=== WHAT THE TASK ASKS ===
Wherever the string "shown" occurs in a line of these records, report that line.

>> begin DATA SUPPLIED

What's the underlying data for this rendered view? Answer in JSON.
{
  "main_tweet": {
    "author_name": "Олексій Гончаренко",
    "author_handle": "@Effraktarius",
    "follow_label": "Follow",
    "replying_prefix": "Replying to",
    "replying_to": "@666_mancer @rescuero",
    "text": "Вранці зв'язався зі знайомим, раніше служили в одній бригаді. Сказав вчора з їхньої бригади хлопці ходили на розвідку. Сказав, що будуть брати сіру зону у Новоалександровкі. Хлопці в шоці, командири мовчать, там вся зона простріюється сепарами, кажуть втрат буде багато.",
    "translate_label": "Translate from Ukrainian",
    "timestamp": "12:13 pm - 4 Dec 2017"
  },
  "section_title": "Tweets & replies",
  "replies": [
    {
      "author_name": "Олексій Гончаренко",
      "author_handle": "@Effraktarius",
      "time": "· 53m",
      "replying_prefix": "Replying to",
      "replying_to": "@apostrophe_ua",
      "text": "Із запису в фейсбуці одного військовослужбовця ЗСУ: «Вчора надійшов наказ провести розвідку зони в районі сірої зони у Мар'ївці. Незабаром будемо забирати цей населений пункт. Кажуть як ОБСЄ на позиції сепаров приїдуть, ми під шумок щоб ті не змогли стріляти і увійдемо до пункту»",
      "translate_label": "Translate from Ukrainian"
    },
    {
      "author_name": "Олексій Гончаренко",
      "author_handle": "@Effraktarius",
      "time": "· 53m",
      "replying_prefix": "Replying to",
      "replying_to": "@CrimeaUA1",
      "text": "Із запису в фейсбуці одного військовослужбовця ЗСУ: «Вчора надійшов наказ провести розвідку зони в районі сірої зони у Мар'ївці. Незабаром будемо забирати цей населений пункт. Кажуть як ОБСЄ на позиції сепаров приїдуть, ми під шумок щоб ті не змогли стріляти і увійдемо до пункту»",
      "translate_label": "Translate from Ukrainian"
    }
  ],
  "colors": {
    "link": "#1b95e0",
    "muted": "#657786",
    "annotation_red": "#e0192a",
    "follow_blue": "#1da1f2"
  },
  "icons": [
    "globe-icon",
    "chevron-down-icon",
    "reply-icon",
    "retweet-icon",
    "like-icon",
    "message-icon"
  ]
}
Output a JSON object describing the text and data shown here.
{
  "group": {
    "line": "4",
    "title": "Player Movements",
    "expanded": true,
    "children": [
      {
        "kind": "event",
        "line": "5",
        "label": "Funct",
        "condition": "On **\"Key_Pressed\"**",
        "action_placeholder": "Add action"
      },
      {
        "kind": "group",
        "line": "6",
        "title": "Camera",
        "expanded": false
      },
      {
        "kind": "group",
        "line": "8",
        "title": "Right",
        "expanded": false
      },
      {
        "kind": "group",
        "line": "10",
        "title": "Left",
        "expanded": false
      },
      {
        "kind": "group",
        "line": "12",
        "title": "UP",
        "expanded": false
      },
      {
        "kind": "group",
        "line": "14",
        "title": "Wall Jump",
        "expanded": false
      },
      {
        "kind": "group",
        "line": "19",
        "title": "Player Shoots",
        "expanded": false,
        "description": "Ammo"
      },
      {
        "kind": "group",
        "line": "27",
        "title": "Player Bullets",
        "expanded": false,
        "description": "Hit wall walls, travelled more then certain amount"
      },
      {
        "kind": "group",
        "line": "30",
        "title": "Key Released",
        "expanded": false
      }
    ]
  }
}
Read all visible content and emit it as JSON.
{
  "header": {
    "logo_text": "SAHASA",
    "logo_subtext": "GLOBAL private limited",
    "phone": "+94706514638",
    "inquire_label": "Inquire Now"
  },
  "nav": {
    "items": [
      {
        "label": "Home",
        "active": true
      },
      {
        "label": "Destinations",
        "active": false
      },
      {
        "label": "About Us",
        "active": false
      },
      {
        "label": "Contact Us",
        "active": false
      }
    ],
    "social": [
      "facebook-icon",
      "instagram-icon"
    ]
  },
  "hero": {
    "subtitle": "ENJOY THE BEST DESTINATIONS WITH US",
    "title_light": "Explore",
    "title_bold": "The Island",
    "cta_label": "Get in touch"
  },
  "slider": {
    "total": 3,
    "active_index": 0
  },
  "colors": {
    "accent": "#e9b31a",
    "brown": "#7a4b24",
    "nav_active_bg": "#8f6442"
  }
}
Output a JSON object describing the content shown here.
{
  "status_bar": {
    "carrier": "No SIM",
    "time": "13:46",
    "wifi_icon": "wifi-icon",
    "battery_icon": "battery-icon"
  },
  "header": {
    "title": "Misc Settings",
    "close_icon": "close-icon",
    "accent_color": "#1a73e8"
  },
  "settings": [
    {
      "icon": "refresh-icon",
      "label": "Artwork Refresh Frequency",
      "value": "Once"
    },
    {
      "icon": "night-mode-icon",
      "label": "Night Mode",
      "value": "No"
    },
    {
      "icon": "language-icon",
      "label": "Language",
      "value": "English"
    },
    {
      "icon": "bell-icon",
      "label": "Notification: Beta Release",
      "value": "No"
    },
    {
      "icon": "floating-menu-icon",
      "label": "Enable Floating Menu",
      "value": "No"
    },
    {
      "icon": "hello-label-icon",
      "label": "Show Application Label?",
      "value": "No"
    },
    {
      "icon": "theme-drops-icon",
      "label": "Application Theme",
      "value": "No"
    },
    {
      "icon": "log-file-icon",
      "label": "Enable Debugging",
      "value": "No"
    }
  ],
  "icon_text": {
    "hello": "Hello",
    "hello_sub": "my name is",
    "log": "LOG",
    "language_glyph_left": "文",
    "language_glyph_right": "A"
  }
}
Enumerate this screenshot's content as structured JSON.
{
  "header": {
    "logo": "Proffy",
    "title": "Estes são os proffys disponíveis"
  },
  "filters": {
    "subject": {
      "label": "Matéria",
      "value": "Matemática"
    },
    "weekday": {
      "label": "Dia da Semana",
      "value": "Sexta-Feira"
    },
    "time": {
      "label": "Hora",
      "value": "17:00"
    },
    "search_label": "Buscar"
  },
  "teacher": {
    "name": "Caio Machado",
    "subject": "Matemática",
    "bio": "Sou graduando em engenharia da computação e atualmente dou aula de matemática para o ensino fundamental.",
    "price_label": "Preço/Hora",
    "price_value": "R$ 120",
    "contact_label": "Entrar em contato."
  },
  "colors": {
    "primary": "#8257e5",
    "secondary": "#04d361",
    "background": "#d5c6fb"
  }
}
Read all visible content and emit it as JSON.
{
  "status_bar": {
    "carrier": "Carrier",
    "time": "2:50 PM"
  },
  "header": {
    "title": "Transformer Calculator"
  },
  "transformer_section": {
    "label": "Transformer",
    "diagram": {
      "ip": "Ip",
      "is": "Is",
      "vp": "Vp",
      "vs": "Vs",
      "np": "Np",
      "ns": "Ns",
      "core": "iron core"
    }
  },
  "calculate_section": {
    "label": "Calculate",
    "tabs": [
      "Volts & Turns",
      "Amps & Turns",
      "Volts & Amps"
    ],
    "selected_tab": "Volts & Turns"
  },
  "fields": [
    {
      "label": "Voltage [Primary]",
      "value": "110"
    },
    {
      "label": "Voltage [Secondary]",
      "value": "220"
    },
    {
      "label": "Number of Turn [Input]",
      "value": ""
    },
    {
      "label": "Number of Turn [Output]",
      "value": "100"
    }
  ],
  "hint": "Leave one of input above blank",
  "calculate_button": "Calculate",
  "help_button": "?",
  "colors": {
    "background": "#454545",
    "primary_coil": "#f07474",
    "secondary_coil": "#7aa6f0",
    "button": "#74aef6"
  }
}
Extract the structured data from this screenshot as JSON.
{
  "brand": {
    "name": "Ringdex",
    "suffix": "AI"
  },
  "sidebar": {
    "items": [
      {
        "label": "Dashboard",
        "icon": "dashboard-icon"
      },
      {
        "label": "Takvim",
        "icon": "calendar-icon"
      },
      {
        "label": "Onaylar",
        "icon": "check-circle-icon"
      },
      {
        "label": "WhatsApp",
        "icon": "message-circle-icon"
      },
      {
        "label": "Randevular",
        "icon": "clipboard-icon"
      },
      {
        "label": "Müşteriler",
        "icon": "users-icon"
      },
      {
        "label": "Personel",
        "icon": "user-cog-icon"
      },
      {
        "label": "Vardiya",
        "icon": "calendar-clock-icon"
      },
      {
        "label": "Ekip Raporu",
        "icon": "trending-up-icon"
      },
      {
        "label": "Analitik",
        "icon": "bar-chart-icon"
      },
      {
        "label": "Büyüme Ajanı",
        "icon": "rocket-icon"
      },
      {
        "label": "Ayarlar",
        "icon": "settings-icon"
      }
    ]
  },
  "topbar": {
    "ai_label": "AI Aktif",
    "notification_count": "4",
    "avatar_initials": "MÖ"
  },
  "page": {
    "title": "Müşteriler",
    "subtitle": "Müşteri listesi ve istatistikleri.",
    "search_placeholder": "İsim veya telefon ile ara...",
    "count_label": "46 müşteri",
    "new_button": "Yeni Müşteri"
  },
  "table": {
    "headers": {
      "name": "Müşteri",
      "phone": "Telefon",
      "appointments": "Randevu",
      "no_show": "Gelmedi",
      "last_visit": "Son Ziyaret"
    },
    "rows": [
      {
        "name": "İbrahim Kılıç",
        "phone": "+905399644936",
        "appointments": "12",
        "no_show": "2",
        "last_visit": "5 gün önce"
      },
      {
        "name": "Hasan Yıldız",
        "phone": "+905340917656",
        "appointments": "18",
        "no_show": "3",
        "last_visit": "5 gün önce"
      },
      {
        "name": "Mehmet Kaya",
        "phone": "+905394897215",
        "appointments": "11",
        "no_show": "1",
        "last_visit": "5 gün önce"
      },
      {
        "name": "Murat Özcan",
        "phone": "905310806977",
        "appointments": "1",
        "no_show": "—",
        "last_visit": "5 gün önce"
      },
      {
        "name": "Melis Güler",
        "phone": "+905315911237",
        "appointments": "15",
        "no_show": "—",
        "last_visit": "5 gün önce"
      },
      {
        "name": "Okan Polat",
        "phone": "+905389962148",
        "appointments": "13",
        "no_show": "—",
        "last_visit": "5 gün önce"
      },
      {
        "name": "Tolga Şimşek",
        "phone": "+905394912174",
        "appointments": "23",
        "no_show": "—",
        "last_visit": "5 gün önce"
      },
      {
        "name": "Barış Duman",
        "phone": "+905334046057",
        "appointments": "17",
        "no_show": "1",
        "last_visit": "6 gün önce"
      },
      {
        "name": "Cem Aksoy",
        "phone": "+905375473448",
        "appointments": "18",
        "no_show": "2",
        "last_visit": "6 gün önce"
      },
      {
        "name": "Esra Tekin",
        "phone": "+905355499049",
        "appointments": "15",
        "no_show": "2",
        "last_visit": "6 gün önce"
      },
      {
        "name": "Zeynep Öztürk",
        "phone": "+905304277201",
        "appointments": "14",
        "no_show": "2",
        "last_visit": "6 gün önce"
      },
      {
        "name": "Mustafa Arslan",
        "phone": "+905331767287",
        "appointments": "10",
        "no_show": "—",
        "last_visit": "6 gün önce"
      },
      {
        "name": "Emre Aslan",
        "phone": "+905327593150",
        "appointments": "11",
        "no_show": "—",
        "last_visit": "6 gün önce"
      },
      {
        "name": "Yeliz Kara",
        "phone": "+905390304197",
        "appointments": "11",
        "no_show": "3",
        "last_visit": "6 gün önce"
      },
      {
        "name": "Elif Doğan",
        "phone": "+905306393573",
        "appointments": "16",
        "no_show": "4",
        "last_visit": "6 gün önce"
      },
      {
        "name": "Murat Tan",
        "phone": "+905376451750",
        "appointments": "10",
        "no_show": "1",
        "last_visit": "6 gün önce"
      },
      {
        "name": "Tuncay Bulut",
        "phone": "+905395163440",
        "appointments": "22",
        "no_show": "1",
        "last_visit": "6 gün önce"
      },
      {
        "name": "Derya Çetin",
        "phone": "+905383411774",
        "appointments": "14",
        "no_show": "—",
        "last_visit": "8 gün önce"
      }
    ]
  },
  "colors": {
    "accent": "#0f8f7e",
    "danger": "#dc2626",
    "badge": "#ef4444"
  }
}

>> end DATA SUPPLIED

=== EXERCISE ANSWER ===
Output a JSON object describing the text and data shown here.
Output a JSON object describing the content shown here.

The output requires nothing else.